Begin Given records

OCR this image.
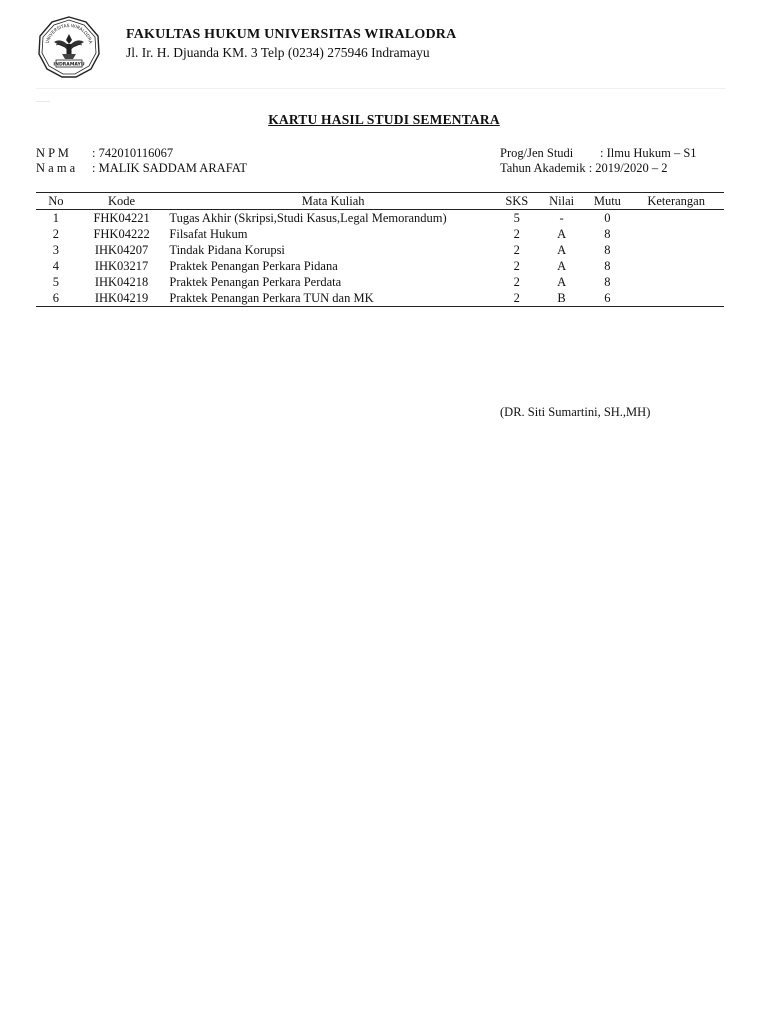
UNIVERSITAS WIRALODRA
INDRAMAYU
FAKULTAS HUKUM UNIVERSITAS WIRALODRA
Jl. Ir. H. Djuanda KM. 3 Telp (0234) 275946 Indramayu
KARTU HASIL STUDI SEMENTARA
N P M : 742010116067
N a m a : MALIK SADDAM ARAFAT
Prog/Jen Studi : Ilmu Hukum – S1
Tahun Akademik : 2019/2020 – 2
No	Kode	Mata Kuliah	SKS	Nilai	Mutu	Keterangan
1	FHK04221	Tugas Akhir (Skripsi,Studi Kasus,Legal Memorandum)	5	-	0	
2	FHK04222	Filsafat Hukum	2	A	8	
3	IHK04207	Tindak Pidana Korupsi	2	A	8	
4	IHK03217	Praktek Penangan Perkara Pidana	2	A	8	
5	IHK04218	Praktek Penangan Perkara Perdata	2	A	8	
6	IHK04219	Praktek Penangan Perkara TUN dan MK	2	B	6	
(DR. Siti Sumartini, SH.,MH)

End Given records

# Set exercise
Do not include images; quote all of the entries above exactly.

# Exercise answer
OCR this image.
UNIVERSITAS WIRALODRA
INDRAMAYU
FAKULTAS HUKUM UNIVERSITAS WIRALODRA
Jl. Ir. H. Djuanda KM. 3 Telp (0234) 275946 Indramayu
KARTU HASIL STUDI SEMENTARA
N P M : 742010116067
N a m a : MALIK SADDAM ARAFAT
Prog/Jen Studi : Ilmu Hukum – S1
Tahun Akademik : 2019/2020 – 2
No	Kode	Mata Kuliah	SKS	Nilai	Mutu	Keterangan
1	FHK04221	Tugas Akhir (Skripsi,Studi Kasus,Legal Memorandum)	5	-	0	
2	FHK04222	Filsafat Hukum	2	A	8	
3	IHK04207	Tindak Pidana Korupsi	2	A	8	
4	IHK03217	Praktek Penangan Perkara Pidana	2	A	8	
5	IHK04218	Praktek Penangan Perkara Perdata	2	A	8	
6	IHK04219	Praktek Penangan Perkara TUN dan MK	2	B	6	
(DR. Siti Sumartini, SH.,MH)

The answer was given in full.